Figure data in JSON:
· · · ·
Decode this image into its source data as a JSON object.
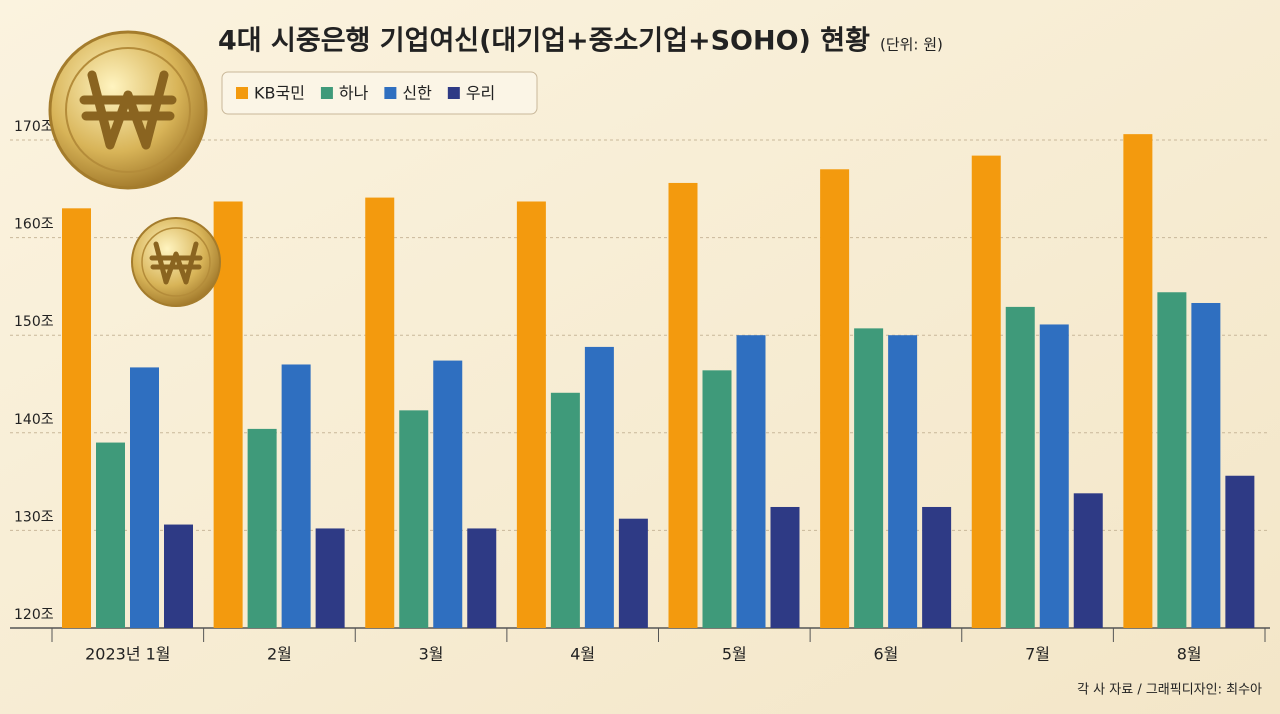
{
  "chart_data": {
    "type": "bar",
    "title": "4대 시중은행 기업여신(대기업+중소기업+SOHO) 현황",
    "unit": "(단위: 원)",
    "source": "각 사 자료 / 그래픽디자인: 최수아",
    "categories": [
      "2023년 1월",
      "2월",
      "3월",
      "4월",
      "5월",
      "6월",
      "7월",
      "8월"
    ],
    "series": [
      {
        "name": "KB국민",
        "color": "#f39a0e",
        "values": [
          163.0,
          163.7,
          164.1,
          163.7,
          165.6,
          167.0,
          168.4,
          170.6
        ]
      },
      {
        "name": "하나",
        "color": "#3f9a7a",
        "values": [
          139.0,
          140.4,
          142.3,
          144.1,
          146.4,
          150.7,
          152.9,
          154.4
        ]
      },
      {
        "name": "신한",
        "color": "#2f6fc0",
        "values": [
          146.7,
          147.0,
          147.4,
          148.8,
          150.0,
          150.0,
          151.1,
          153.3
        ]
      },
      {
        "name": "우리",
        "color": "#2e3a85",
        "values": [
          130.6,
          130.2,
          130.2,
          131.2,
          132.4,
          132.4,
          133.8,
          135.6
        ]
      }
    ],
    "ylim": [
      120,
      180
    ],
    "yticks": [
      {
        "value": 120,
        "label": "120조"
      },
      {
        "value": 130,
        "label": "130조"
      },
      {
        "value": 140,
        "label": "140조"
      },
      {
        "value": 150,
        "label": "150조"
      },
      {
        "value": 160,
        "label": "160조"
      },
      {
        "value": 170,
        "label": "170조"
      }
    ],
    "grid": true
  }
}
· · · ·
> _What you are asked to do_:
Among the lines above, how many contain the string "label"? State the number alone.

> _Answer for this exercise_:
6